Dataset records of page text:
* * * * * * * * *

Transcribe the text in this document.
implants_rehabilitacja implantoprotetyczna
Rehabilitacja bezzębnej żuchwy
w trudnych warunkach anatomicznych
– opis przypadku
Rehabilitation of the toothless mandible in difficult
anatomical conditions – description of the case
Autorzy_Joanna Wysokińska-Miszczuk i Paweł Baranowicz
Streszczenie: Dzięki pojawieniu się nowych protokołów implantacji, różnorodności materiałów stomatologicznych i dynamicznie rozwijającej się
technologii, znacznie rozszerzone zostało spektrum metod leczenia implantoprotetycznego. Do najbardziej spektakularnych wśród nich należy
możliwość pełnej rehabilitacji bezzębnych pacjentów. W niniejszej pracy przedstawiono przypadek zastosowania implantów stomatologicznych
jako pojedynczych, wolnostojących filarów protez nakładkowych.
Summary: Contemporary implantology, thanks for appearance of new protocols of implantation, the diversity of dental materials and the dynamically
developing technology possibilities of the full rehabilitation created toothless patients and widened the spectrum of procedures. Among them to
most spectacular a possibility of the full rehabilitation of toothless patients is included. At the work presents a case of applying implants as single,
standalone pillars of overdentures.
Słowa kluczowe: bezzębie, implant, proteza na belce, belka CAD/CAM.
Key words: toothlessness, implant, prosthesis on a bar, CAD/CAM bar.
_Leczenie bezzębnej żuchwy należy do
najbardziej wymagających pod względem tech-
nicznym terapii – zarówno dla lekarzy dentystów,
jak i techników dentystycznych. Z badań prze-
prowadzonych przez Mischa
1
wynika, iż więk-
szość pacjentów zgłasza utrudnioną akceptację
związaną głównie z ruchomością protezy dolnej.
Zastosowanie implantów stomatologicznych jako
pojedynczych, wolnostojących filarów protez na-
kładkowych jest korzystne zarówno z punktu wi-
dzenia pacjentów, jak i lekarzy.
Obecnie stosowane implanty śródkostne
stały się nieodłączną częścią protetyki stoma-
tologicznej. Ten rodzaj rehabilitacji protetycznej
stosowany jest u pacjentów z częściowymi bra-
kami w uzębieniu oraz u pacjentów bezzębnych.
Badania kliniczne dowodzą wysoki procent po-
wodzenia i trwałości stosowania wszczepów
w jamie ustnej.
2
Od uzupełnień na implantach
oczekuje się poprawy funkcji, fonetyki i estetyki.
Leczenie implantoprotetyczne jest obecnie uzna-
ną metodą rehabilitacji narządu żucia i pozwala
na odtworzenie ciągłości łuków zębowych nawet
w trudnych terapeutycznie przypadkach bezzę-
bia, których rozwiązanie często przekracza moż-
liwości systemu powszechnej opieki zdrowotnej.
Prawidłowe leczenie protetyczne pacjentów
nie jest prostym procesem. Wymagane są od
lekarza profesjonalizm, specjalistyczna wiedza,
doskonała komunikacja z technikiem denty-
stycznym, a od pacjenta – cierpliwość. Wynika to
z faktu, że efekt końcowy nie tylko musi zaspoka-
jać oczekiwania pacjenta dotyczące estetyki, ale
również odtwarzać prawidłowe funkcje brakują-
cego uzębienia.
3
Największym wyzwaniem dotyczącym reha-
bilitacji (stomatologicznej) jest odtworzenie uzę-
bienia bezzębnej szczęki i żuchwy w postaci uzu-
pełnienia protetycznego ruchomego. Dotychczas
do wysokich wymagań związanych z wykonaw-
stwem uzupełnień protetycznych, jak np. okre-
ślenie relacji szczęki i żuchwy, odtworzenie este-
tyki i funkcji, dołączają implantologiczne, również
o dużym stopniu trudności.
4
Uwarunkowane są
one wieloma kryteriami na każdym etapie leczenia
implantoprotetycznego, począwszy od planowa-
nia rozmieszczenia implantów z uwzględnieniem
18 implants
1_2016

* * * * * * * * *

■ **REQUIREMENT**
If a line in the entries holds the string "stomatologicznych", it belongs in the tally; state the tally alone.

■ **SOLUTION FOR THIS TASK**
3